Read the records and write them out again exactly.

----

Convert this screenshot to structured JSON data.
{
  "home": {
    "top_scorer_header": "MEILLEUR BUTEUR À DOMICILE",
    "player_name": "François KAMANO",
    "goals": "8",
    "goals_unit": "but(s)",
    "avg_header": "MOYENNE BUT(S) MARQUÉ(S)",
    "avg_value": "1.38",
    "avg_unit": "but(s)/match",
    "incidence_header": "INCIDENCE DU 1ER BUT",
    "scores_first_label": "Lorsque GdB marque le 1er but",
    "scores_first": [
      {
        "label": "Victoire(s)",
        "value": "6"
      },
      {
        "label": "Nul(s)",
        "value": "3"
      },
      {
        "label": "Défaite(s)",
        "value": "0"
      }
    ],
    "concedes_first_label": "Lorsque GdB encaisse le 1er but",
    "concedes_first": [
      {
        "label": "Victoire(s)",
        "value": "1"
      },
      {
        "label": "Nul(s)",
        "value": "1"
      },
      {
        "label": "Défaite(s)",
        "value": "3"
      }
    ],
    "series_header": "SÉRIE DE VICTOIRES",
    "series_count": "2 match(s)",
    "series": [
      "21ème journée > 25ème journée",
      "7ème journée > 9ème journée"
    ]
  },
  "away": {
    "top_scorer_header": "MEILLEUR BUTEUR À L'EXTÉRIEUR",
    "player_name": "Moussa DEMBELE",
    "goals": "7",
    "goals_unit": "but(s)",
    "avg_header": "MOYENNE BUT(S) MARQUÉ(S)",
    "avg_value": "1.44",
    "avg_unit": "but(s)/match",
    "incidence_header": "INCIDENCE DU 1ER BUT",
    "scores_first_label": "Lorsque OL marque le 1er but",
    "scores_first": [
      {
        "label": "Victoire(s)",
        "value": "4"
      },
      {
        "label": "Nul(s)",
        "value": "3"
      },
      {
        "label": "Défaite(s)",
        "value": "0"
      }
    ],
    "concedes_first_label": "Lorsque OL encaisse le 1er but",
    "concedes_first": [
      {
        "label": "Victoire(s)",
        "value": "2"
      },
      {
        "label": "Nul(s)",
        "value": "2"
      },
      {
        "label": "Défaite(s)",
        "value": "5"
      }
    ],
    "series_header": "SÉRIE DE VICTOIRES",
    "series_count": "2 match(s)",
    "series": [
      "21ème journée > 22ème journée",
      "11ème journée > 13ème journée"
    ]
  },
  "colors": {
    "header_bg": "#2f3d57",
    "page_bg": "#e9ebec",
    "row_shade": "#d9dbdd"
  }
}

----

## [Final result]
Convert this screenshot to structured JSON data.
{
  "home": {
    "top_scorer_header": "MEILLEUR BUTEUR À DOMICILE",
    "player_name": "François KAMANO",
    "goals": "8",
    "goals_unit": "but(s)",
    "avg_header": "MOYENNE BUT(S) MARQUÉ(S)",
    "avg_value": "1.38",
    "avg_unit": "but(s)/match",
    "incidence_header": "INCIDENCE DU 1ER BUT",
    "scores_first_label": "Lorsque GdB marque le 1er but",
    "scores_first": [
      {
        "label": "Victoire(s)",
        "value": "6"
      },
      {
        "label": "Nul(s)",
        "value": "3"
      },
      {
        "label": "Défaite(s)",
        "value": "0"
      }
    ],
    "concedes_first_label": "Lorsque GdB encaisse le 1er but",
    "concedes_first": [
      {
        "label": "Victoire(s)",
        "value": "1"
      },
      {
        "label": "Nul(s)",
        "value": "1"
      },
      {
        "label": "Défaite(s)",
        "value": "3"
      }
    ],
    "series_header": "SÉRIE DE VICTOIRES",
    "series_count": "2 match(s)",
    "series": [
      "21ème journée > 25ème journée",
      "7ème journée > 9ème journée"
    ]
  },
  "away": {
    "top_scorer_header": "MEILLEUR BUTEUR À L'EXTÉRIEUR",
    "player_name": "Moussa DEMBELE",
    "goals": "7",
    "goals_unit": "but(s)",
    "avg_header": "MOYENNE BUT(S) MARQUÉ(S)",
    "avg_value": "1.44",
    "avg_unit": "but(s)/match",
    "incidence_header": "INCIDENCE DU 1ER BUT",
    "scores_first_label": "Lorsque OL marque le 1er but",
    "scores_first": [
      {
        "label": "Victoire(s)",
        "value": "4"
      },
      {
        "label": "Nul(s)",
        "value": "3"
      },
      {
        "label": "Défaite(s)",
        "value": "0"
      }
    ],
    "concedes_first_label": "Lorsque OL encaisse le 1er but",
    "concedes_first": [
      {
        "label": "Victoire(s)",
        "value": "2"
      },
      {
        "label": "Nul(s)",
        "value": "2"
      },
      {
        "label": "Défaite(s)",
        "value": "5"
      }
    ],
    "series_header": "SÉRIE DE VICTOIRES",
    "series_count": "2 match(s)",
    "series": [
      "21ème journée > 22ème journée",
      "11ème journée > 13ème journée"
    ]
  },
  "colors": {
    "header_bg": "#2f3d57",
    "page_bg": "#e9ebec",
    "row_shade": "#d9dbdd"
  }
}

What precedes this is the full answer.